* SUPPLIED RECORDS *

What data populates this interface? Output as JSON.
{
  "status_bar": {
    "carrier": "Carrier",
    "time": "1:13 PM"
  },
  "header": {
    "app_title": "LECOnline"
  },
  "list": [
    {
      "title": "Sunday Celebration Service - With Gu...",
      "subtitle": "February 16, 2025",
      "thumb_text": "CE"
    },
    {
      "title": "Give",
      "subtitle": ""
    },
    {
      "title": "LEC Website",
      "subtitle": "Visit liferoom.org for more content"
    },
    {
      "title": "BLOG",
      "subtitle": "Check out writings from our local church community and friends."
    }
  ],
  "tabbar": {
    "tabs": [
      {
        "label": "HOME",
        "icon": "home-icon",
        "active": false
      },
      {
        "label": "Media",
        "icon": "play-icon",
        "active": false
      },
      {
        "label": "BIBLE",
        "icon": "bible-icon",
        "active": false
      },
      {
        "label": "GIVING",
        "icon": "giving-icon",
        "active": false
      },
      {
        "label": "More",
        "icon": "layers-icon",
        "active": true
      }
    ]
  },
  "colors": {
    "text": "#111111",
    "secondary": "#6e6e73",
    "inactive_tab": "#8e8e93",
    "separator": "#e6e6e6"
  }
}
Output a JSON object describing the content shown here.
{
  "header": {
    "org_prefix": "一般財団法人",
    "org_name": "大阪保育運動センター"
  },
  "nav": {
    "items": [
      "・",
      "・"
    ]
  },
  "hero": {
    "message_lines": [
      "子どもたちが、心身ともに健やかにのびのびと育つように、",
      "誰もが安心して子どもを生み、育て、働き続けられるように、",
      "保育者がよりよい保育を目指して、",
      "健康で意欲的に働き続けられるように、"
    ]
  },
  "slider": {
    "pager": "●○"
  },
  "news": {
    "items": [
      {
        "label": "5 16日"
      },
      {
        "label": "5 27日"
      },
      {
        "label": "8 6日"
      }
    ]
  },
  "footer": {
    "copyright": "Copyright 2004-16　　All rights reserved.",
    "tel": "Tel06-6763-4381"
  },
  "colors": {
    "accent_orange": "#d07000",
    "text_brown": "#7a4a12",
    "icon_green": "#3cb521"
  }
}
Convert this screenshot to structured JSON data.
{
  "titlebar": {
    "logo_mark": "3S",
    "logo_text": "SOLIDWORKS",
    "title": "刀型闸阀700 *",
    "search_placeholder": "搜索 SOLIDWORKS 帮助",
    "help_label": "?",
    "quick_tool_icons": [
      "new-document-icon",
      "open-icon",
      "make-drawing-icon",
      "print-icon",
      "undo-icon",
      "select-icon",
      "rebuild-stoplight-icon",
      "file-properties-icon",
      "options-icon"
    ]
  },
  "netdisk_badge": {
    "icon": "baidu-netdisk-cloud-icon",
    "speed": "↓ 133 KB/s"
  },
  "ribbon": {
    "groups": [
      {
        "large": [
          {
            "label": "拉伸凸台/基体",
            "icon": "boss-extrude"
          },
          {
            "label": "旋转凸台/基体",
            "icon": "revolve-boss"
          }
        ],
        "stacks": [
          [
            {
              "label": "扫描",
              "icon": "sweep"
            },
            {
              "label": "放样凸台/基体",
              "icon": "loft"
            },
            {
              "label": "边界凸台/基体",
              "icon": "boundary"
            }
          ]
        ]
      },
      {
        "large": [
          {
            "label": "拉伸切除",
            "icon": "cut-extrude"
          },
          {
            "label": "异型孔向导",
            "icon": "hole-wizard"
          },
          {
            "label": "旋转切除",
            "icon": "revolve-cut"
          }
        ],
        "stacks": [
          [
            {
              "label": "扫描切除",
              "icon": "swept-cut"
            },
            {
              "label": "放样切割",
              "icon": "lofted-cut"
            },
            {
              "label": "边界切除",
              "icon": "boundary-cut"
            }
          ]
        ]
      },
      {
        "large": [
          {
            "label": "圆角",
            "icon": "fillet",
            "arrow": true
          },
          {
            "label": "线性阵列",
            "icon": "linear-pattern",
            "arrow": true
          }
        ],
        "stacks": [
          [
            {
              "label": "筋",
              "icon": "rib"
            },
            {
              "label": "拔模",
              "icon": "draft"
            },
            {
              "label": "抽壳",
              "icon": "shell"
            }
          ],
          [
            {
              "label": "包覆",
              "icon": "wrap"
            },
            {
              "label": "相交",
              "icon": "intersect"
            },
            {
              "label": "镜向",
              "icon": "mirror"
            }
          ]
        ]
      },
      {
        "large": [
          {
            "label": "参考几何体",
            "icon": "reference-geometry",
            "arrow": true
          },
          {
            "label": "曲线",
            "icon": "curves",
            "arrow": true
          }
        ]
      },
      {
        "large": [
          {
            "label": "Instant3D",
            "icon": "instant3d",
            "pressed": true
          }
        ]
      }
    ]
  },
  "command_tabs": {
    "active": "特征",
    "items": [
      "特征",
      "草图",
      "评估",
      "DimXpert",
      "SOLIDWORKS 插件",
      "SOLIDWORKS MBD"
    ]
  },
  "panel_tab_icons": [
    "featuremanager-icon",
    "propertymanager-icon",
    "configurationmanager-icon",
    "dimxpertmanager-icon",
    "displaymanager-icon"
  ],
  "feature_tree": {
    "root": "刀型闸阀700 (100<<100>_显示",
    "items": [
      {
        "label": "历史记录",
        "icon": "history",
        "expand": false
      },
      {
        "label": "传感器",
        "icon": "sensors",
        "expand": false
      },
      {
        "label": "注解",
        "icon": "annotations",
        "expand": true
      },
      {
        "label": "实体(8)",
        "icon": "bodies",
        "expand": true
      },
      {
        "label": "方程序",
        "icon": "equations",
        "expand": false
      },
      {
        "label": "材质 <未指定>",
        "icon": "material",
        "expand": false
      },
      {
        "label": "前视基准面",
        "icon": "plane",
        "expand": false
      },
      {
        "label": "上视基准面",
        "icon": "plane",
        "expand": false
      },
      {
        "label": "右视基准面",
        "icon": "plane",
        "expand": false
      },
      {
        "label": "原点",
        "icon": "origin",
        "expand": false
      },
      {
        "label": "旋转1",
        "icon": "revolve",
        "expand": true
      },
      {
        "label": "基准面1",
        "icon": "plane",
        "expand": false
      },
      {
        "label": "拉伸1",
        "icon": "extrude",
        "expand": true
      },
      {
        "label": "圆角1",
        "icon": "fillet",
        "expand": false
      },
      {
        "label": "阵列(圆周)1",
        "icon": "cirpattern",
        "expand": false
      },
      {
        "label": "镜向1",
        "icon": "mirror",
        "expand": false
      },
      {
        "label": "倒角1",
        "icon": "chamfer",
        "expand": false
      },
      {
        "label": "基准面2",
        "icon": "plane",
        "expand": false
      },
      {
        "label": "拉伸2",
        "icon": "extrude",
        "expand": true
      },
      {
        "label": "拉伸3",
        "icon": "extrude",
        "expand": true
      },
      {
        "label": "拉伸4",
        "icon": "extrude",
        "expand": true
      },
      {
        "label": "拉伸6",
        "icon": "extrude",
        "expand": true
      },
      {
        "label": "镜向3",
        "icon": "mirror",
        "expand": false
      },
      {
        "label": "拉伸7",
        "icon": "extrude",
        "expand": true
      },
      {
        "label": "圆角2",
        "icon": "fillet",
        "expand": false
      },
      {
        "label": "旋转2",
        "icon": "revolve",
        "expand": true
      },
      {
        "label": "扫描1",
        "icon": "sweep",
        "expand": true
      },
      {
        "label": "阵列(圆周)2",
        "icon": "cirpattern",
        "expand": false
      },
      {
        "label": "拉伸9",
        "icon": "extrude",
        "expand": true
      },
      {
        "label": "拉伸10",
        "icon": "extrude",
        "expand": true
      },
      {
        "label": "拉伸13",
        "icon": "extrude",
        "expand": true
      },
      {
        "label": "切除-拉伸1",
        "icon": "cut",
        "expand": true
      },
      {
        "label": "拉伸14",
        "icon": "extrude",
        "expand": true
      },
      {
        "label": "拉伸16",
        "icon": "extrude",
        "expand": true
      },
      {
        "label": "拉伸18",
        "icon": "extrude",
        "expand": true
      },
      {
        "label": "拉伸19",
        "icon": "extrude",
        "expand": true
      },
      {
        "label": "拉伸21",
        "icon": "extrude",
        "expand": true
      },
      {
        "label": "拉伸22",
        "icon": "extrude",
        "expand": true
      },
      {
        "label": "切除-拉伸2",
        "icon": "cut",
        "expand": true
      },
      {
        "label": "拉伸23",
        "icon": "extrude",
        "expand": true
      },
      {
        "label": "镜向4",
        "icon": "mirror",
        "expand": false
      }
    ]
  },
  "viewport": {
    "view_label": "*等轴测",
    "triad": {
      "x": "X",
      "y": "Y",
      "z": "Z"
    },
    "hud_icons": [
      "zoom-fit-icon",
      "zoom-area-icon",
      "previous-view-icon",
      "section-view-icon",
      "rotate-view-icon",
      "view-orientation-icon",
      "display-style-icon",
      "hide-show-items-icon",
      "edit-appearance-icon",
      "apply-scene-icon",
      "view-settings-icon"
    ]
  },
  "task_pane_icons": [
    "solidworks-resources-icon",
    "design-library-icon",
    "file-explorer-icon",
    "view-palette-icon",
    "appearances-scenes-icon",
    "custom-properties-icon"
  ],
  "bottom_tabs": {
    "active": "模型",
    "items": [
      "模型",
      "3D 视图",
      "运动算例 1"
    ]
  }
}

* DO THIS *
From the data, pick out every line that includes "content".

* FULL ANSWER *
      "subtitle": "Visit liferoom.org for more content"
Output a JSON object describing the content shown here.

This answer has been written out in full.